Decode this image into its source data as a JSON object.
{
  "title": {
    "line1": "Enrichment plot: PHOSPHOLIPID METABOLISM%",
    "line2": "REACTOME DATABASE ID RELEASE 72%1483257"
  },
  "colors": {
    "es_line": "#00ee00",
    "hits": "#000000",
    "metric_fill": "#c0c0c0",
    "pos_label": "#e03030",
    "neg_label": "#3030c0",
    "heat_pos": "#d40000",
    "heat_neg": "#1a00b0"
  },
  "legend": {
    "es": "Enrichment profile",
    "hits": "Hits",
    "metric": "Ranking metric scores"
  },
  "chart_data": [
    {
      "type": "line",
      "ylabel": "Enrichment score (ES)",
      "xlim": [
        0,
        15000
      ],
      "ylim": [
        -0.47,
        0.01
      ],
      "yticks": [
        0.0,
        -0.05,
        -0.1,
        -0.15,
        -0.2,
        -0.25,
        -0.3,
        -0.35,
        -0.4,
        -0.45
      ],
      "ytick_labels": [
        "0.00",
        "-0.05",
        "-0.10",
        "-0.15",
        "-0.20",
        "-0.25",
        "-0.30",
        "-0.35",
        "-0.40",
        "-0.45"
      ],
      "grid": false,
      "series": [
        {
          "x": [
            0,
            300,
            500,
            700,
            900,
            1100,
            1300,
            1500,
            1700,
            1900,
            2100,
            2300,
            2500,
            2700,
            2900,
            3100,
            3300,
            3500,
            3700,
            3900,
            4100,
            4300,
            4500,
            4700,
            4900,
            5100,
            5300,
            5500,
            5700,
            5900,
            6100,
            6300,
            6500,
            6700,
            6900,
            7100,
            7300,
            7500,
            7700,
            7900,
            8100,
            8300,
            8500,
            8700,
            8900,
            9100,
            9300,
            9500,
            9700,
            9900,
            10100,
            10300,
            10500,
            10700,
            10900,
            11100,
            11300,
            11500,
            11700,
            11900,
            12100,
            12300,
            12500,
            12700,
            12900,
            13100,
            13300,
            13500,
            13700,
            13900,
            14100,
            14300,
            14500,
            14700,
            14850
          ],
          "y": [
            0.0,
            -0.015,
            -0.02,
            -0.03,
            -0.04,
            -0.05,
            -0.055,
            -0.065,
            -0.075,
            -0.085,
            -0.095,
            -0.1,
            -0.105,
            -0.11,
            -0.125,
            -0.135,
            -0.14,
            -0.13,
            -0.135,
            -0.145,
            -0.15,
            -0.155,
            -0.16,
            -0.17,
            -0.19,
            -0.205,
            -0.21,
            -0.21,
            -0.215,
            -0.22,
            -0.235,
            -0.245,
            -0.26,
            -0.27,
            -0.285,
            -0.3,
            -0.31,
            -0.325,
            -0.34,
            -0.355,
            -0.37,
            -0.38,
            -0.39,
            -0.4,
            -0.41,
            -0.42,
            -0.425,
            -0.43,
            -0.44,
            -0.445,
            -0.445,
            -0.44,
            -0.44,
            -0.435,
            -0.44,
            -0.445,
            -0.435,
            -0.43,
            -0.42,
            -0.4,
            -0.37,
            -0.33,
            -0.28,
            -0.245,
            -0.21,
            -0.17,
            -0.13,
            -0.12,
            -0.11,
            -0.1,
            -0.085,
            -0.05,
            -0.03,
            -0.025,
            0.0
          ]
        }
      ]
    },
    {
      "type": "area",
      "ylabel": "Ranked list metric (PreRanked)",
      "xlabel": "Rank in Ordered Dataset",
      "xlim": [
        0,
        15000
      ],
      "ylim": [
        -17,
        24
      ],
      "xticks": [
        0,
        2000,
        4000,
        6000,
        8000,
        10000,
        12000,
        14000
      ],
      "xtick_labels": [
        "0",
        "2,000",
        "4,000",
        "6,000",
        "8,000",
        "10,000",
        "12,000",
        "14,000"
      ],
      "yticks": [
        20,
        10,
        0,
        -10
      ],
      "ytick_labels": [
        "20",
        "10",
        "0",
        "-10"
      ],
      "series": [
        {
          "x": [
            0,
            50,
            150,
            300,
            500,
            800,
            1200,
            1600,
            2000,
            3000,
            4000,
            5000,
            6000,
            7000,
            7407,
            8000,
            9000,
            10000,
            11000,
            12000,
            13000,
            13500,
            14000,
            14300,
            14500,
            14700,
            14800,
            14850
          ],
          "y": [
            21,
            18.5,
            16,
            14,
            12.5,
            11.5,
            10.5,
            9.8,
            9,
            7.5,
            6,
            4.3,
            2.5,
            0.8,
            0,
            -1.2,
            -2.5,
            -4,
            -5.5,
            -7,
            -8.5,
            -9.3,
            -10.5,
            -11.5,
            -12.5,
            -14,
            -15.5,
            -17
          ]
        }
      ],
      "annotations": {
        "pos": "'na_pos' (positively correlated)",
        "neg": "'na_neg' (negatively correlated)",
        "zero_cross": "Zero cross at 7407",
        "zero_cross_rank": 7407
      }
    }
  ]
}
----------
The exercise: Reproduce the whole listing word for word.

Result of this task:
Decode this image into its source data as a JSON object.
{
  "title": {
    "line1": "Enrichment plot: PHOSPHOLIPID METABOLISM%",
    "line2": "REACTOME DATABASE ID RELEASE 72%1483257"
  },
  "colors": {
    "es_line": "#00ee00",
    "hits": "#000000",
    "metric_fill": "#c0c0c0",
    "pos_label": "#e03030",
    "neg_label": "#3030c0",
    "heat_pos": "#d40000",
    "heat_neg": "#1a00b0"
  },
  "legend": {
    "es": "Enrichment profile",
    "hits": "Hits",
    "metric": "Ranking metric scores"
  },
  "chart_data": [
    {
      "type": "line",
      "ylabel": "Enrichment score (ES)",
      "xlim": [
        0,
        15000
      ],
      "ylim": [
        -0.47,
        0.01
      ],
      "yticks": [
        0.0,
        -0.05,
        -0.1,
        -0.15,
        -0.2,
        -0.25,
        -0.3,
        -0.35,
        -0.4,
        -0.45
      ],
      "ytick_labels": [
        "0.00",
        "-0.05",
        "-0.10",
        "-0.15",
        "-0.20",
        "-0.25",
        "-0.30",
        "-0.35",
        "-0.40",
        "-0.45"
      ],
      "grid": false,
      "series": [
        {
          "x": [
            0,
            300,
            500,
            700,
            900,
            1100,
            1300,
            1500,
            1700,
            1900,
            2100,
            2300,
            2500,
            2700,
            2900,
            3100,
            3300,
            3500,
            3700,
            3900,
            4100,
            4300,
            4500,
            4700,
            4900,
            5100,
            5300,
            5500,
            5700,
            5900,
            6100,
            6300,
            6500,
            6700,
            6900,
            7100,
            7300,
            7500,
            7700,
            7900,
            8100,
            8300,
            8500,
            8700,
            8900,
            9100,
            9300,
            9500,
            9700,
            9900,
            10100,
            10300,
            10500,
            10700,
            10900,
            11100,
            11300,
            11500,
            11700,
            11900,
            12100,
            12300,
            12500,
            12700,
            12900,
            13100,
            13300,
            13500,
            13700,
            13900,
            14100,
            14300,
            14500,
            14700,
            14850
          ],
          "y": [
            0.0,
            -0.015,
            -0.02,
            -0.03,
            -0.04,
            -0.05,
            -0.055,
            -0.065,
            -0.075,
            -0.085,
            -0.095,
            -0.1,
            -0.105,
            -0.11,
            -0.125,
            -0.135,
            -0.14,
            -0.13,
            -0.135,
            -0.145,
            -0.15,
            -0.155,
            -0.16,
            -0.17,
            -0.19,
            -0.205,
            -0.21,
            -0.21,
            -0.215,
            -0.22,
            -0.235,
            -0.245,
            -0.26,
            -0.27,
            -0.285,
            -0.3,
            -0.31,
            -0.325,
            -0.34,
            -0.355,
            -0.37,
            -0.38,
            -0.39,
            -0.4,
            -0.41,
            -0.42,
            -0.425,
            -0.43,
            -0.44,
            -0.445,
            -0.445,
            -0.44,
            -0.44,
            -0.435,
            -0.44,
            -0.445,
            -0.435,
            -0.43,
            -0.42,
            -0.4,
            -0.37,
            -0.33,
            -0.28,
            -0.245,
            -0.21,
            -0.17,
            -0.13,
            -0.12,
            -0.11,
            -0.1,
            -0.085,
            -0.05,
            -0.03,
            -0.025,
            0.0
          ]
        }
      ]
    },
    {
      "type": "area",
      "ylabel": "Ranked list metric (PreRanked)",
      "xlabel": "Rank in Ordered Dataset",
      "xlim": [
        0,
        15000
      ],
      "ylim": [
        -17,
        24
      ],
      "xticks": [
        0,
        2000,
        4000,
        6000,
        8000,
        10000,
        12000,
        14000
      ],
      "xtick_labels": [
        "0",
        "2,000",
        "4,000",
        "6,000",
        "8,000",
        "10,000",
        "12,000",
        "14,000"
      ],
      "yticks": [
        20,
        10,
        0,
        -10
      ],
      "ytick_labels": [
        "20",
        "10",
        "0",
        "-10"
      ],
      "series": [
        {
          "x": [
            0,
            50,
            150,
            300,
            500,
            800,
            1200,
            1600,
            2000,
            3000,
            4000,
            5000,
            6000,
            7000,
            7407,
            8000,
            9000,
            10000,
            11000,
            12000,
            13000,
            13500,
            14000,
            14300,
            14500,
            14700,
            14800,
            14850
          ],
          "y": [
            21,
            18.5,
            16,
            14,
            12.5,
            11.5,
            10.5,
            9.8,
            9,
            7.5,
            6,
            4.3,
            2.5,
            0.8,
            0,
            -1.2,
            -2.5,
            -4,
            -5.5,
            -7,
            -8.5,
            -9.3,
            -10.5,
            -11.5,
            -12.5,
            -14,
            -15.5,
            -17
          ]
        }
      ],
      "annotations": {
        "pos": "'na_pos' (positively correlated)",
        "neg": "'na_neg' (negatively correlated)",
        "zero_cross": "Zero cross at 7407",
        "zero_cross_rank": 7407
      }
    }
  ]
}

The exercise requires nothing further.